Problem.
Spot each line that carries the word "Dame"; copy those lines.

Material.
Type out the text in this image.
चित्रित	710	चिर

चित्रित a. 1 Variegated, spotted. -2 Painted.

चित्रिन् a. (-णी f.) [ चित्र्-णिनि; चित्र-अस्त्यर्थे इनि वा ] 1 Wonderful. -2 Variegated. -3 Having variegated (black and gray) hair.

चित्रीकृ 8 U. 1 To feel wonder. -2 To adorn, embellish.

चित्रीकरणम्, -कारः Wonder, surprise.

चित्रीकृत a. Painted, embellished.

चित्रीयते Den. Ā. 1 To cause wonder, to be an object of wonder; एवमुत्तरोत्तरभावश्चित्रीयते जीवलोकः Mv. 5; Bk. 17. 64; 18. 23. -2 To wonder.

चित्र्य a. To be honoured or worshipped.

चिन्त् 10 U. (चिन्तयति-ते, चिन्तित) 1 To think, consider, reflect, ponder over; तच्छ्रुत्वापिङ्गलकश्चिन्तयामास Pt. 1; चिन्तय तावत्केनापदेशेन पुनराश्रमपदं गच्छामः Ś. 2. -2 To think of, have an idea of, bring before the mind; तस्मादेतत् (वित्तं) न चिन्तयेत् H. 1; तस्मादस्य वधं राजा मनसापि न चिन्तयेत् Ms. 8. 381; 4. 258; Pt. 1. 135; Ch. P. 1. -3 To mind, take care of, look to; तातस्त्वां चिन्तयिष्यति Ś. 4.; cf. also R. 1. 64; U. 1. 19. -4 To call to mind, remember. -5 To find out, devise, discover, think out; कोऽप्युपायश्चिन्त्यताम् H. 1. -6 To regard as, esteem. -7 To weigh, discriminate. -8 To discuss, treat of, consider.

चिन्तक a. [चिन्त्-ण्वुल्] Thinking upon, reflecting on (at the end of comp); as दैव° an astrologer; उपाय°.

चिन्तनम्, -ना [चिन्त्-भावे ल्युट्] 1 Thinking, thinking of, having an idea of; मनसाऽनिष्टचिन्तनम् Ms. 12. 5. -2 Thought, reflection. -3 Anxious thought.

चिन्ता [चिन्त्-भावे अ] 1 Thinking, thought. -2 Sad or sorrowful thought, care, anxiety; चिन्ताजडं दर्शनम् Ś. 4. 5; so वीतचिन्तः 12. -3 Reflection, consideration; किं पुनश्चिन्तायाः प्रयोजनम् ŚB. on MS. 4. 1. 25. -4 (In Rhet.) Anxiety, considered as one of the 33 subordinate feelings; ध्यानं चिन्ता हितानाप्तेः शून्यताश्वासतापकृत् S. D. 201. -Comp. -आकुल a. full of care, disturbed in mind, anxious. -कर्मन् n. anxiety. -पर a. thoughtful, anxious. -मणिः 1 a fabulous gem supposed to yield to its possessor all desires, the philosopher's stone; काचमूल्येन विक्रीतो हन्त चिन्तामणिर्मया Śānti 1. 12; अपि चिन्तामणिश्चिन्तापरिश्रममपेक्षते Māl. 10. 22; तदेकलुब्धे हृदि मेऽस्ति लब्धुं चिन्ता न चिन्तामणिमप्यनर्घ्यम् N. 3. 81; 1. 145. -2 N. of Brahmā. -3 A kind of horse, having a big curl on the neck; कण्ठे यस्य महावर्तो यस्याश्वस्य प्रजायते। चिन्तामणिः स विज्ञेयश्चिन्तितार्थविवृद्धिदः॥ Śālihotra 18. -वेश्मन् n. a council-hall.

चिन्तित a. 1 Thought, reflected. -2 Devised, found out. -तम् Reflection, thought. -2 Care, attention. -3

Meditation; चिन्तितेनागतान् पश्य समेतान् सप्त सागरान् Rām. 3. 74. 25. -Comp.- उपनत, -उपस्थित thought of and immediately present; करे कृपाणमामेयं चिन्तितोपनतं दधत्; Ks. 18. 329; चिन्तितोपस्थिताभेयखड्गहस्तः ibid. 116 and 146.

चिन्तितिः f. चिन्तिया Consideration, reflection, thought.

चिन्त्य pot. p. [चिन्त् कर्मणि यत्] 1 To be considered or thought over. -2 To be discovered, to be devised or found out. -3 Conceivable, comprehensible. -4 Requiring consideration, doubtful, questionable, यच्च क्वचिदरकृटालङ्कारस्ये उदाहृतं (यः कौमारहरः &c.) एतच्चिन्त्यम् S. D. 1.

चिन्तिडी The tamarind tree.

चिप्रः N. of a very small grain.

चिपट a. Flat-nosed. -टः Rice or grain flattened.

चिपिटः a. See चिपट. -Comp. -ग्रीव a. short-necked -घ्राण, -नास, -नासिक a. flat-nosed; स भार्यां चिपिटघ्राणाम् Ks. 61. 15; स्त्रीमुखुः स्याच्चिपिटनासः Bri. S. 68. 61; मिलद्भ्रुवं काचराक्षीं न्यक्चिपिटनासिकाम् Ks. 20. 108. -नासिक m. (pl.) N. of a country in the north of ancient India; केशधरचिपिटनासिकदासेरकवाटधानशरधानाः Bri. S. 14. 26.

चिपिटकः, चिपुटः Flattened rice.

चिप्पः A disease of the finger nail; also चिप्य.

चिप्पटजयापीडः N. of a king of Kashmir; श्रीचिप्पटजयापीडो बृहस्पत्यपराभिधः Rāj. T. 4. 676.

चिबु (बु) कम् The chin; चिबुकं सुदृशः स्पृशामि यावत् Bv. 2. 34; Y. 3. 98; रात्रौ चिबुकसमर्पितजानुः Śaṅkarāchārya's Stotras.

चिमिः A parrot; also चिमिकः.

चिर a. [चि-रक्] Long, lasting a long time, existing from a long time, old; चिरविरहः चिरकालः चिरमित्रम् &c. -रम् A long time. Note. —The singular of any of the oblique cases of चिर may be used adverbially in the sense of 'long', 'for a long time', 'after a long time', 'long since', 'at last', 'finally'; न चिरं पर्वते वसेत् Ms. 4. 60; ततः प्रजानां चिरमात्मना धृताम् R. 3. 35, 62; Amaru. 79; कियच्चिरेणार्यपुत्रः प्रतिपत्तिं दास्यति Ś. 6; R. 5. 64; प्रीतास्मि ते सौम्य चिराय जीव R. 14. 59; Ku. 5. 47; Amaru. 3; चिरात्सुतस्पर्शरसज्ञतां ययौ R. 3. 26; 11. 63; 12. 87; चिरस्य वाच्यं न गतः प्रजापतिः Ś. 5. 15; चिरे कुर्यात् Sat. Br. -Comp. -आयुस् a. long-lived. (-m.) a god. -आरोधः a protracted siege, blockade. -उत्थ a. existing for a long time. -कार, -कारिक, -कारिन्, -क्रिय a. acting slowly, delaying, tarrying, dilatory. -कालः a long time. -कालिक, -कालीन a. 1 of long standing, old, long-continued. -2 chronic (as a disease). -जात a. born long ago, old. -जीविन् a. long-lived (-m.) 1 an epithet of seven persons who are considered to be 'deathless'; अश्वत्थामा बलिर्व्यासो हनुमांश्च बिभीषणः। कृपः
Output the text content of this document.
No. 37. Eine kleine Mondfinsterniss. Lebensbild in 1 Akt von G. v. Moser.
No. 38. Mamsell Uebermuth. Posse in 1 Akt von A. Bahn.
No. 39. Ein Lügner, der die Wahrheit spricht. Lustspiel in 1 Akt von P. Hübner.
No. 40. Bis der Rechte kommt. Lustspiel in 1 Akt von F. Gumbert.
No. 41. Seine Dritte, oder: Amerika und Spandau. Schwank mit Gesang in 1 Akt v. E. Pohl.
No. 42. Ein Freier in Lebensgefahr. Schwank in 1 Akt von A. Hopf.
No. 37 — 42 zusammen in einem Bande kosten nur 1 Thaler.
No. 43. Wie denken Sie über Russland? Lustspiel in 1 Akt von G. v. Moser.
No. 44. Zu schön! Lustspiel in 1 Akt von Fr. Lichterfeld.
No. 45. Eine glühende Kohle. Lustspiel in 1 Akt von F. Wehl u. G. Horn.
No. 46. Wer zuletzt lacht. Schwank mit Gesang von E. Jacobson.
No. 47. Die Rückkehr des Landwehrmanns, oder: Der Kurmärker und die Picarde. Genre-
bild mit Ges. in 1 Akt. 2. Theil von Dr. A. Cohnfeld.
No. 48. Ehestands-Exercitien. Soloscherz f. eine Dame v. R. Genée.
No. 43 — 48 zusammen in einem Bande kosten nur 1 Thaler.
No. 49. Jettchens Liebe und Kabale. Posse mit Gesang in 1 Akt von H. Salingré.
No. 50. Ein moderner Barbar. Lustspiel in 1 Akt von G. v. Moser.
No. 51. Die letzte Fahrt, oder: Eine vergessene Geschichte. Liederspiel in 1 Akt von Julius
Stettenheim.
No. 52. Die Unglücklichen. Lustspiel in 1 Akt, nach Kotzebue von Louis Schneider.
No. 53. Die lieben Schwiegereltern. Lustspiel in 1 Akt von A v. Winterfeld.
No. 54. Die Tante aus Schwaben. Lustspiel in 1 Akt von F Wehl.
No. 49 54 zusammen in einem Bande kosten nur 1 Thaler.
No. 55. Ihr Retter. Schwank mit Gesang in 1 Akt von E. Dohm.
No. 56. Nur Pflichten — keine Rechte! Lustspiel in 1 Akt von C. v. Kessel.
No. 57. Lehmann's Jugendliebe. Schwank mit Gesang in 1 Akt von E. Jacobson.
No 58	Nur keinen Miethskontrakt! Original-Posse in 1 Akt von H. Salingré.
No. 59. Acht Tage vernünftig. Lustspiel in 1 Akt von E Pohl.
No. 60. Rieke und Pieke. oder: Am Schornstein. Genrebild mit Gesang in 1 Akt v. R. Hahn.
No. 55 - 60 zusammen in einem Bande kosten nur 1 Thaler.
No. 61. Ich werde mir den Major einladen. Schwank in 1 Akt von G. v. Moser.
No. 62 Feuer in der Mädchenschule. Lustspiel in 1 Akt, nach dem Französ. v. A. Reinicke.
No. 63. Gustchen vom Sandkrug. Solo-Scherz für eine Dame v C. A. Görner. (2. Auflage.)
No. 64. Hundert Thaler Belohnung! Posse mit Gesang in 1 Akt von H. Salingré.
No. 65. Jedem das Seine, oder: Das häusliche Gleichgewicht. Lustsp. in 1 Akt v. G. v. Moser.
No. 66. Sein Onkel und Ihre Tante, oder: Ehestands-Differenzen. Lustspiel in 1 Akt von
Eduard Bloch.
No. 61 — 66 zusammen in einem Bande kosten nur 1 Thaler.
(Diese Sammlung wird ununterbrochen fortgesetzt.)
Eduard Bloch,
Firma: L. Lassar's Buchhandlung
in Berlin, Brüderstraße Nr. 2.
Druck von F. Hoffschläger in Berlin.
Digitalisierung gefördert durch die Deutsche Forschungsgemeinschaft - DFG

Final result.
No. 48. Ehestands-Exercitien. Soloscherz f. eine Dame v. R. Genée.
No. 63. Gustchen vom Sandkrug. Solo-Scherz für eine Dame v C. A. Görner. (2. Auflage.)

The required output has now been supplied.